**RECORDS TO USE**.
◇ ◇ ◇

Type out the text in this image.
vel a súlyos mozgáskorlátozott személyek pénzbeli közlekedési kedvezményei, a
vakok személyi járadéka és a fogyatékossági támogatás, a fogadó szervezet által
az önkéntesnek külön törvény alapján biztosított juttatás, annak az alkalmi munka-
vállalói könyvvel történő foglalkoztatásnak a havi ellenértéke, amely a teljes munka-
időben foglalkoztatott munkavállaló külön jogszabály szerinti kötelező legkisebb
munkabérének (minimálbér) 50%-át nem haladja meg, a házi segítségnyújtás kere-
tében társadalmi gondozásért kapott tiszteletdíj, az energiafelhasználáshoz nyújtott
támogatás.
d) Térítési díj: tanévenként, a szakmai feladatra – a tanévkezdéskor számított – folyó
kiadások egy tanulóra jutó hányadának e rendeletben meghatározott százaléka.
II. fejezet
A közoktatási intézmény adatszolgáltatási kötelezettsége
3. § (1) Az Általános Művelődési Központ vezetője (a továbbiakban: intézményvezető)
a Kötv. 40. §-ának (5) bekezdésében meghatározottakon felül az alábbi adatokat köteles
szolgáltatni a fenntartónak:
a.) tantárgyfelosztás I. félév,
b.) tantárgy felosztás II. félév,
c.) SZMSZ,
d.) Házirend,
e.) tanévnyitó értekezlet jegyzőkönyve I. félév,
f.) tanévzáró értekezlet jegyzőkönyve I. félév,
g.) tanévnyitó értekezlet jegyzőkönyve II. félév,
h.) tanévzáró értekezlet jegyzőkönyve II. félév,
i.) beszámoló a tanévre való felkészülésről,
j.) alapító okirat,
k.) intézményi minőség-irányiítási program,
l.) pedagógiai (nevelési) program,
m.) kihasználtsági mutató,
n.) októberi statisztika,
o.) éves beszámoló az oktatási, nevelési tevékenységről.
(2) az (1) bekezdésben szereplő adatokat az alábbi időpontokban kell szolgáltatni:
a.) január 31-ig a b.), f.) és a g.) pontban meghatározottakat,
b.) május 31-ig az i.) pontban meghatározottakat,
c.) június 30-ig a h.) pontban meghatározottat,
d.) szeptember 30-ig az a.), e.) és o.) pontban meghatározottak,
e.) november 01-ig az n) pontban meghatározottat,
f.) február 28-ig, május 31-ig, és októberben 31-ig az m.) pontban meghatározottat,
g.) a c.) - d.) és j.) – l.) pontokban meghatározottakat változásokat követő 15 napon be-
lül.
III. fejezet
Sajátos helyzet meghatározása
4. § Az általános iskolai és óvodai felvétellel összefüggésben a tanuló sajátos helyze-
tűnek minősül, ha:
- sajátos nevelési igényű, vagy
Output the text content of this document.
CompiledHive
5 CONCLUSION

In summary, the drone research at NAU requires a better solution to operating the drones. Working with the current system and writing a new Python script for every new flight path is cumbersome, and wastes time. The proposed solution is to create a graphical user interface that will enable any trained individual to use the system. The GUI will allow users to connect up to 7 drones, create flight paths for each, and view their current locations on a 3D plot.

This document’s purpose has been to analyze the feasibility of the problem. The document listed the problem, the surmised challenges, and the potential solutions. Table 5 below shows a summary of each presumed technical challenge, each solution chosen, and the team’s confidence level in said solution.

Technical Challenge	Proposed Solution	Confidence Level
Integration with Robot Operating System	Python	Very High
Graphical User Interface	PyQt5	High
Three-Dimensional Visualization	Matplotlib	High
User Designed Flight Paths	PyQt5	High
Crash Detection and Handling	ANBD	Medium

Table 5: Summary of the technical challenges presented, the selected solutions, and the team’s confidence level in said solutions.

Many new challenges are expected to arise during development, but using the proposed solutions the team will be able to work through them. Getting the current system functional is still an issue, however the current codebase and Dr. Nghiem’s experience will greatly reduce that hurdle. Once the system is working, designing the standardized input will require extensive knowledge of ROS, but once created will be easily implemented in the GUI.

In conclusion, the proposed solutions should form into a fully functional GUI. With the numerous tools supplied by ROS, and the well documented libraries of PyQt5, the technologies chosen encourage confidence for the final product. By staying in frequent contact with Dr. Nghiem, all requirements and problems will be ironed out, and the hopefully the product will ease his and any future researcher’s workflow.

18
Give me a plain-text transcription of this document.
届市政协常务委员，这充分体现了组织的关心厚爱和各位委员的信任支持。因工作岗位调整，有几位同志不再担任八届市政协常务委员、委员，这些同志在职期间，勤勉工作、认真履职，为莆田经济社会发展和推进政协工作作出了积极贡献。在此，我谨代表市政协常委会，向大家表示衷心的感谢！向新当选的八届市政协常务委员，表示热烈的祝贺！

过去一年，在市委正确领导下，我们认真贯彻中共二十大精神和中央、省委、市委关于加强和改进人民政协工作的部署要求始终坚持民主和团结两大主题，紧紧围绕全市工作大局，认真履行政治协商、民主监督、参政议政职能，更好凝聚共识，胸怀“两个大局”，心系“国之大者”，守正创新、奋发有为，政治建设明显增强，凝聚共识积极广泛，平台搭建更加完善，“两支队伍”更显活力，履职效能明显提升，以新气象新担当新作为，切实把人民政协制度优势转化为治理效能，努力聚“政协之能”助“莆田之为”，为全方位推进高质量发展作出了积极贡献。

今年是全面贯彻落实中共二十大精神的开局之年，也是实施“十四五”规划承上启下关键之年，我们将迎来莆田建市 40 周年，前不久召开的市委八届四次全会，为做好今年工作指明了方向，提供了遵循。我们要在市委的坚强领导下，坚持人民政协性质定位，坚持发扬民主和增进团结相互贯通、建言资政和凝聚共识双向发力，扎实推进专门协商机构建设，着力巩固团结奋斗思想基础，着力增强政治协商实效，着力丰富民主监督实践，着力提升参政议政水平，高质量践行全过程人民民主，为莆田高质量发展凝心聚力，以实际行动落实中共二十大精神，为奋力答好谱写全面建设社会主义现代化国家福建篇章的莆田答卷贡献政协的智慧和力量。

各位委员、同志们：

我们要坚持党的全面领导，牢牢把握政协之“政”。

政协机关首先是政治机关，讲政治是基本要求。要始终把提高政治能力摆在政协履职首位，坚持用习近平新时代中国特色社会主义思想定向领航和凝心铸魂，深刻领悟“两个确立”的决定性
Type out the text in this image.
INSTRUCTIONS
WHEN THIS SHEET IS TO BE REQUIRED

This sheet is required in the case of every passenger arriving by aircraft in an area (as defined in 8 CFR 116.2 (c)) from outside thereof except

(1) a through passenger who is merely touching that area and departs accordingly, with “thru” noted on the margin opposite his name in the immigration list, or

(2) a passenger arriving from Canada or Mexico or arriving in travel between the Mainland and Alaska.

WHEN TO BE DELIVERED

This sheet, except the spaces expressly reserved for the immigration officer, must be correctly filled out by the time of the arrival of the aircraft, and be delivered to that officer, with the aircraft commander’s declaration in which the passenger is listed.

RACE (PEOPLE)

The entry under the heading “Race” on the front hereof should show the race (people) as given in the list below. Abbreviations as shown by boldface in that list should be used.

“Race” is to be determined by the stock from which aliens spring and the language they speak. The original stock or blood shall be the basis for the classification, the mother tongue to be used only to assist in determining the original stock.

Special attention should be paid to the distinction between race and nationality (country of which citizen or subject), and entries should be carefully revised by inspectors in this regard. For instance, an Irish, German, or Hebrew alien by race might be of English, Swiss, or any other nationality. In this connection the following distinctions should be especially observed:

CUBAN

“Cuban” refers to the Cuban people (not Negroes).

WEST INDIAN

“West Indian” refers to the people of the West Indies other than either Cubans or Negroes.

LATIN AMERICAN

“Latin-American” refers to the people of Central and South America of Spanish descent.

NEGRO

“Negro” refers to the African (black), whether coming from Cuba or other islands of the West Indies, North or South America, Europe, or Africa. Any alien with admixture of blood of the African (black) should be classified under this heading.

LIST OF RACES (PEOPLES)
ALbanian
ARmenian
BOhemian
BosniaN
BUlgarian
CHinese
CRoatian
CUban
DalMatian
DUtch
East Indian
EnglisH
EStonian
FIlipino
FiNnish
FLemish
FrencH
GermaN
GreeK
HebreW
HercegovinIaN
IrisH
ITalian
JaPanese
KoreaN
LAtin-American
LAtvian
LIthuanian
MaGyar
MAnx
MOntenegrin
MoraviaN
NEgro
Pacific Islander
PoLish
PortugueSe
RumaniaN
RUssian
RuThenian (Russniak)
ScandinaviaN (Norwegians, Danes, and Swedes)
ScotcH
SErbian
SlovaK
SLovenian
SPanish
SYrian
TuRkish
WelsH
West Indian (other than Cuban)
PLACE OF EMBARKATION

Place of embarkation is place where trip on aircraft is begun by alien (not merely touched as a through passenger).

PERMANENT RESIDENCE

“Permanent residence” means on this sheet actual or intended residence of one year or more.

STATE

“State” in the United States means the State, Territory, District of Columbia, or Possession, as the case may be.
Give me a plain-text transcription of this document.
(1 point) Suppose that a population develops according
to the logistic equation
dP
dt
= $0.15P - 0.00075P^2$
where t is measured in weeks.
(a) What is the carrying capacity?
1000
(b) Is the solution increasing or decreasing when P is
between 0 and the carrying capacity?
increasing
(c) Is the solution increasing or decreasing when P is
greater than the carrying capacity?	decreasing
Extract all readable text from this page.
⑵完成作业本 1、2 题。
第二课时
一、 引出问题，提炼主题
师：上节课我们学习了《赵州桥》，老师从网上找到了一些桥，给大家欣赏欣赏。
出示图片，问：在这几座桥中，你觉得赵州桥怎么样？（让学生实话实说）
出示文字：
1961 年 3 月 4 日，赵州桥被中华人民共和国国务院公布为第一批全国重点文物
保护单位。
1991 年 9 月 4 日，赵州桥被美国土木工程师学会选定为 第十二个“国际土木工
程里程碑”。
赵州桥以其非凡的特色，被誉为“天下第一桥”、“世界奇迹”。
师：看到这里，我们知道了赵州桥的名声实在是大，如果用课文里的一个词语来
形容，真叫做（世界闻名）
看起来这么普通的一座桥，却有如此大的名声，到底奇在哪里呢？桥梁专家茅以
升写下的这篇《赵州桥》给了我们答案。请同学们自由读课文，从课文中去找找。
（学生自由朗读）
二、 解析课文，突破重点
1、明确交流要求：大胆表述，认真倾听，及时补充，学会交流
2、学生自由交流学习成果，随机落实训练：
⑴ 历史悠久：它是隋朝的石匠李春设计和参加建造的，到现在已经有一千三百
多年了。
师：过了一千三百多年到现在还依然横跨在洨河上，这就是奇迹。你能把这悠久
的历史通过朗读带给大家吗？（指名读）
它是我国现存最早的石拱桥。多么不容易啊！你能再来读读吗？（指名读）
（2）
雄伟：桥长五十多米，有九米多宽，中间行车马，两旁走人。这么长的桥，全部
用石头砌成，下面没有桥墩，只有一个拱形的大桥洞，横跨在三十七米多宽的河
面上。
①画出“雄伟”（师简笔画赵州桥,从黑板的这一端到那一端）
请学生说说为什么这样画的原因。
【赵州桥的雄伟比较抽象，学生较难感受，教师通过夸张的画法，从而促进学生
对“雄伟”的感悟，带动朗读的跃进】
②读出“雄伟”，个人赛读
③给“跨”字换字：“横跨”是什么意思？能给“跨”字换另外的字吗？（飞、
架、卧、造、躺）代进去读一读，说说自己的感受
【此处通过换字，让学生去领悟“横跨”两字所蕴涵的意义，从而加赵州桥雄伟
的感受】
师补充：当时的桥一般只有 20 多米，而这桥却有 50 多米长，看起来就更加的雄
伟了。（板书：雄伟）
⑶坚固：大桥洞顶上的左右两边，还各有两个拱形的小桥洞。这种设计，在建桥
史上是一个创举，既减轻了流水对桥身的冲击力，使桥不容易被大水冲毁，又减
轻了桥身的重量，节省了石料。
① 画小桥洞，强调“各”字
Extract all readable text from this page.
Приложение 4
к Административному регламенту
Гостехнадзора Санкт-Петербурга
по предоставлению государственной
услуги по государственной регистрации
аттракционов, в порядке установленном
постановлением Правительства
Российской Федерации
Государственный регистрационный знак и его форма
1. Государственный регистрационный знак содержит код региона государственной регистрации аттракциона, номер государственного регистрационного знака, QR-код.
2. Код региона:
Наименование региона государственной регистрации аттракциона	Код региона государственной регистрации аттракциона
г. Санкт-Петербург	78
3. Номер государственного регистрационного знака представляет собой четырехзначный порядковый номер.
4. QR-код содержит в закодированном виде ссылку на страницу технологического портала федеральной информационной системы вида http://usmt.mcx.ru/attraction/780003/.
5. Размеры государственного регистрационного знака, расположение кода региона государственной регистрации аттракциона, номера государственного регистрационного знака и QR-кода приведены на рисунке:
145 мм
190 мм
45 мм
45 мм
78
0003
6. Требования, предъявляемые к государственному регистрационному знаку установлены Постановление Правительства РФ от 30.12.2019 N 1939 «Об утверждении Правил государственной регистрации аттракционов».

◇ ◇ ◇

**TASK STATEMENT**.
Show every line above in which the word "tanévnyitó" occurs.

**OUTPUT OF THE EXERCISE**.
e.) tanévnyitó értekezlet jegyzőkönyve I. félév,
g.) tanévnyitó értekezlet jegyzőkönyve II. félév,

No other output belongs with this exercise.